Stored data:
◇ ◇ ◇ ◇ ◇
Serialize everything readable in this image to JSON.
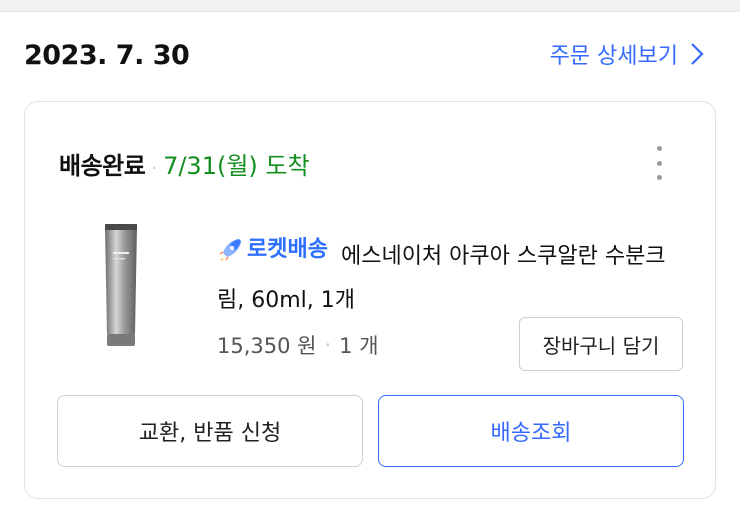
{
  "order": {
    "date": "2023. 7. 30",
    "detail_link_label": "주문 상세보기"
  },
  "delivery": {
    "status": "배송완료",
    "separator": "·",
    "arrival": "7/31(월) 도착"
  },
  "product": {
    "badge_label": "로켓배송",
    "title": "에스네이처 아쿠아 스쿠알란 수분크림, 60ml, 1개",
    "price": "15,350 원",
    "separator": "·",
    "quantity": "1 개",
    "thumbnail_icon": "cream-tube-image",
    "badge_icon": "rocket-icon"
  },
  "buttons": {
    "add_to_cart": "장바구니 담기",
    "exchange_return": "교환, 반품 신청",
    "track_delivery": "배송조회"
  },
  "colors": {
    "link_blue": "#346aff",
    "arrival_green": "#138f1f",
    "rocket_blue": "#2c6fff"
  }
}
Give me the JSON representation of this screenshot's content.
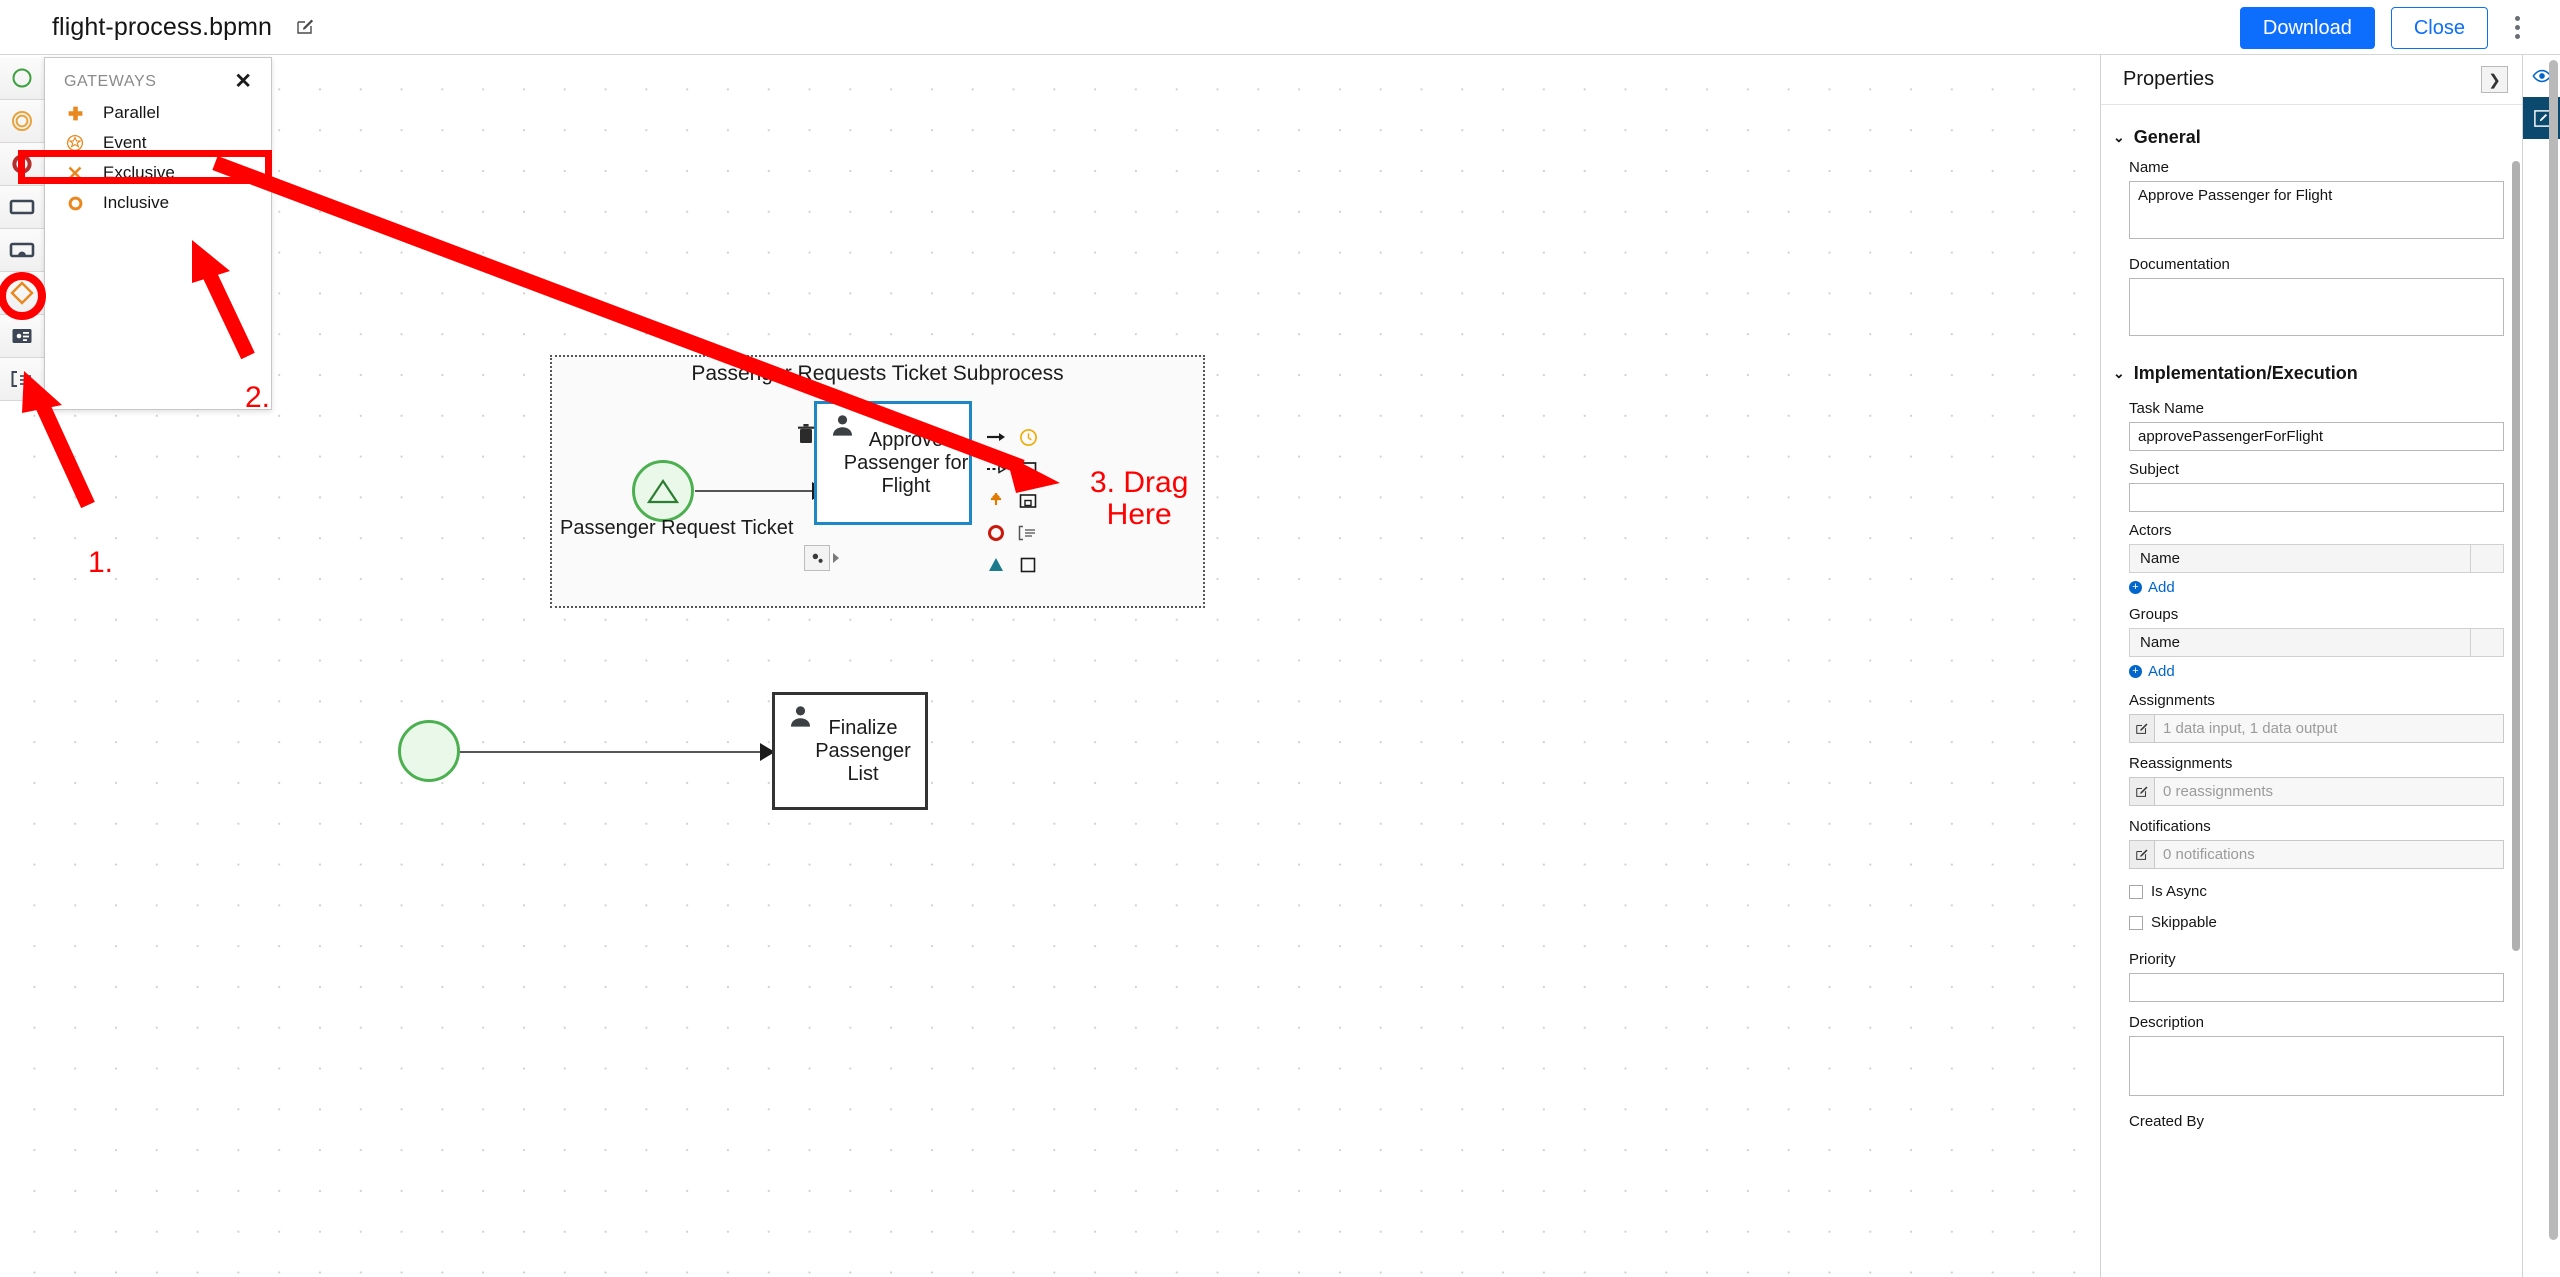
{
  "header": {
    "file_name": "flight-process.bpmn",
    "edit_icon": "edit-pencil-icon",
    "download_label": "Download",
    "close_label": "Close",
    "kebab_icon": "kebab-menu-icon"
  },
  "palette": {
    "items": [
      {
        "name": "start-event-tool",
        "icon": "green-circle-icon"
      },
      {
        "name": "intermediate-event-tool",
        "icon": "orange-double-circle-icon"
      },
      {
        "name": "end-event-tool",
        "icon": "red-circle-icon"
      },
      {
        "name": "task-tool",
        "icon": "rectangle-icon"
      },
      {
        "name": "subprocess-tool",
        "icon": "subprocess-icon"
      },
      {
        "name": "gateway-tool",
        "icon": "orange-diamond-icon"
      },
      {
        "name": "data-object-tool",
        "icon": "data-object-icon"
      },
      {
        "name": "artifact-tool",
        "icon": "artifact-icon"
      }
    ]
  },
  "flyout": {
    "title": "GATEWAYS",
    "close_icon": "close-icon",
    "items": [
      {
        "label": "Parallel",
        "icon": "plus-gateway-icon"
      },
      {
        "label": "Event",
        "icon": "event-gateway-icon"
      },
      {
        "label": "Exclusive",
        "icon": "exclusive-gateway-icon"
      },
      {
        "label": "Inclusive",
        "icon": "inclusive-gateway-icon"
      }
    ],
    "selected": "Exclusive"
  },
  "diagram": {
    "subprocess": {
      "title": "Passenger Requests Ticket Subprocess",
      "start_event_label": "Passenger Request Ticket",
      "task_label": "Approve Passenger for Flight"
    },
    "second_flow": {
      "task_label": "Finalize Passenger List"
    },
    "context_pad": [
      {
        "name": "delete-icon"
      },
      {
        "name": "sequence-flow-icon"
      },
      {
        "name": "timer-event-icon"
      },
      {
        "name": "association-icon"
      },
      {
        "name": "task-icon"
      },
      {
        "name": "gateway-icon"
      },
      {
        "name": "subprocess-icon"
      },
      {
        "name": "end-event-icon"
      },
      {
        "name": "text-annotation-icon"
      },
      {
        "name": "data-input-icon"
      },
      {
        "name": "data-object-icon"
      },
      {
        "name": "morph-icon"
      }
    ]
  },
  "annotations": [
    {
      "id": "step1",
      "text": "1."
    },
    {
      "id": "step2",
      "text": "2."
    },
    {
      "id": "step3",
      "text": "3. Drag\nHere"
    }
  ],
  "annotation_color": "#ff0000",
  "properties": {
    "panel_title": "Properties",
    "collapse_icon": "chevron-right-icon",
    "sections": [
      {
        "name": "General",
        "fields": [
          {
            "label": "Name",
            "value": "Approve Passenger for Flight",
            "type": "textarea"
          },
          {
            "label": "Documentation",
            "value": "",
            "type": "textarea"
          }
        ]
      },
      {
        "name": "Implementation/Execution",
        "fields": [
          {
            "label": "Task Name",
            "value": "approvePassengerForFlight",
            "type": "text"
          },
          {
            "label": "Subject",
            "value": "",
            "type": "text"
          },
          {
            "label": "Actors",
            "type": "grid",
            "column": "Name",
            "add_label": "Add"
          },
          {
            "label": "Groups",
            "type": "grid",
            "column": "Name",
            "add_label": "Add"
          },
          {
            "label": "Assignments",
            "type": "editable",
            "value": "1 data input, 1 data output"
          },
          {
            "label": "Reassignments",
            "type": "editable",
            "value": "0 reassignments"
          },
          {
            "label": "Notifications",
            "type": "editable",
            "value": "0 notifications"
          },
          {
            "label": "Is Async",
            "type": "checkbox",
            "checked": false
          },
          {
            "label": "Skippable",
            "type": "checkbox",
            "checked": false
          },
          {
            "label": "Priority",
            "value": "",
            "type": "text"
          },
          {
            "label": "Description",
            "value": "",
            "type": "textarea"
          },
          {
            "label": "Created By",
            "value": "",
            "type": "text"
          }
        ]
      }
    ]
  },
  "rail": {
    "buttons": [
      {
        "name": "preview-eye-icon",
        "active": false
      },
      {
        "name": "edit-properties-icon",
        "active": true
      }
    ]
  }
}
◇ ◇ ◇ ◇ ◇
What the task requires:
Omit every picture while copying the listing above exactly.

Exercise solution:
Serialize everything readable in this image to JSON.
{
  "order": {
    "date": "2023. 7. 30",
    "detail_link_label": "주문 상세보기"
  },
  "delivery": {
    "status": "배송완료",
    "separator": "·",
    "arrival": "7/31(월) 도착"
  },
  "product": {
    "badge_label": "로켓배송",
    "title": "에스네이처 아쿠아 스쿠알란 수분크림, 60ml, 1개",
    "price": "15,350 원",
    "separator": "·",
    "quantity": "1 개",
    "thumbnail_icon": "cream-tube-image",
    "badge_icon": "rocket-icon"
  },
  "buttons": {
    "add_to_cart": "장바구니 담기",
    "exchange_return": "교환, 반품 신청",
    "track_delivery": "배송조회"
  },
  "colors": {
    "link_blue": "#346aff",
    "arrival_green": "#138f1f",
    "rocket_blue": "#2c6fff"
  }
}
Give me the JSON representation of this screenshot's content.
{
  "header": {
    "file_name": "flight-process.bpmn",
    "edit_icon": "edit-pencil-icon",
    "download_label": "Download",
    "close_label": "Close",
    "kebab_icon": "kebab-menu-icon"
  },
  "palette": {
    "items": [
      {
        "name": "start-event-tool",
        "icon": "green-circle-icon"
      },
      {
        "name": "intermediate-event-tool",
        "icon": "orange-double-circle-icon"
      },
      {
        "name": "end-event-tool",
        "icon": "red-circle-icon"
      },
      {
        "name": "task-tool",
        "icon": "rectangle-icon"
      },
      {
        "name": "subprocess-tool",
        "icon": "subprocess-icon"
      },
      {
        "name": "gateway-tool",
        "icon": "orange-diamond-icon"
      },
      {
        "name": "data-object-tool",
        "icon": "data-object-icon"
      },
      {
        "name": "artifact-tool",
        "icon": "artifact-icon"
      }
    ]
  },
  "flyout": {
    "title": "GATEWAYS",
    "close_icon": "close-icon",
    "items": [
      {
        "label": "Parallel",
        "icon": "plus-gateway-icon"
      },
      {
        "label": "Event",
        "icon": "event-gateway-icon"
      },
      {
        "label": "Exclusive",
        "icon": "exclusive-gateway-icon"
      },
      {
        "label": "Inclusive",
        "icon": "inclusive-gateway-icon"
      }
    ],
    "selected": "Exclusive"
  },
  "diagram": {
    "subprocess": {
      "title": "Passenger Requests Ticket Subprocess",
      "start_event_label": "Passenger Request Ticket",
      "task_label": "Approve Passenger for Flight"
    },
    "second_flow": {
      "task_label": "Finalize Passenger List"
    },
    "context_pad": [
      {
        "name": "delete-icon"
      },
      {
        "name": "sequence-flow-icon"
      },
      {
        "name": "timer-event-icon"
      },
      {
        "name": "association-icon"
      },
      {
        "name": "task-icon"
      },
      {
        "name": "gateway-icon"
      },
      {
        "name": "subprocess-icon"
      },
      {
        "name": "end-event-icon"
      },
      {
        "name": "text-annotation-icon"
      },
      {
        "name": "data-input-icon"
      },
      {
        "name": "data-object-icon"
      },
      {
        "name": "morph-icon"
      }
    ]
  },
  "annotations": [
    {
      "id": "step1",
      "text": "1."
    },
    {
      "id": "step2",
      "text": "2."
    },
    {
      "id": "step3",
      "text": "3. Drag\nHere"
    }
  ],
  "annotation_color": "#ff0000",
  "properties": {
    "panel_title": "Properties",
    "collapse_icon": "chevron-right-icon",
    "sections": [
      {
        "name": "General",
        "fields": [
          {
            "label": "Name",
            "value": "Approve Passenger for Flight",
            "type": "textarea"
          },
          {
            "label": "Documentation",
            "value": "",
            "type": "textarea"
          }
        ]
      },
      {
        "name": "Implementation/Execution",
        "fields": [
          {
            "label": "Task Name",
            "value": "approvePassengerForFlight",
            "type": "text"
          },
          {
            "label": "Subject",
            "value": "",
            "type": "text"
          },
          {
            "label": "Actors",
            "type": "grid",
            "column": "Name",
            "add_label": "Add"
          },
          {
            "label": "Groups",
            "type": "grid",
            "column": "Name",
            "add_label": "Add"
          },
          {
            "label": "Assignments",
            "type": "editable",
            "value": "1 data input, 1 data output"
          },
          {
            "label": "Reassignments",
            "type": "editable",
            "value": "0 reassignments"
          },
          {
            "label": "Notifications",
            "type": "editable",
            "value": "0 notifications"
          },
          {
            "label": "Is Async",
            "type": "checkbox",
            "checked": false
          },
          {
            "label": "Skippable",
            "type": "checkbox",
            "checked": false
          },
          {
            "label": "Priority",
            "value": "",
            "type": "text"
          },
          {
            "label": "Description",
            "value": "",
            "type": "textarea"
          },
          {
            "label": "Created By",
            "value": "",
            "type": "text"
          }
        ]
      }
    ]
  },
  "rail": {
    "buttons": [
      {
        "name": "preview-eye-icon",
        "active": false
      },
      {
        "name": "edit-properties-icon",
        "active": true
      }
    ]
  }
}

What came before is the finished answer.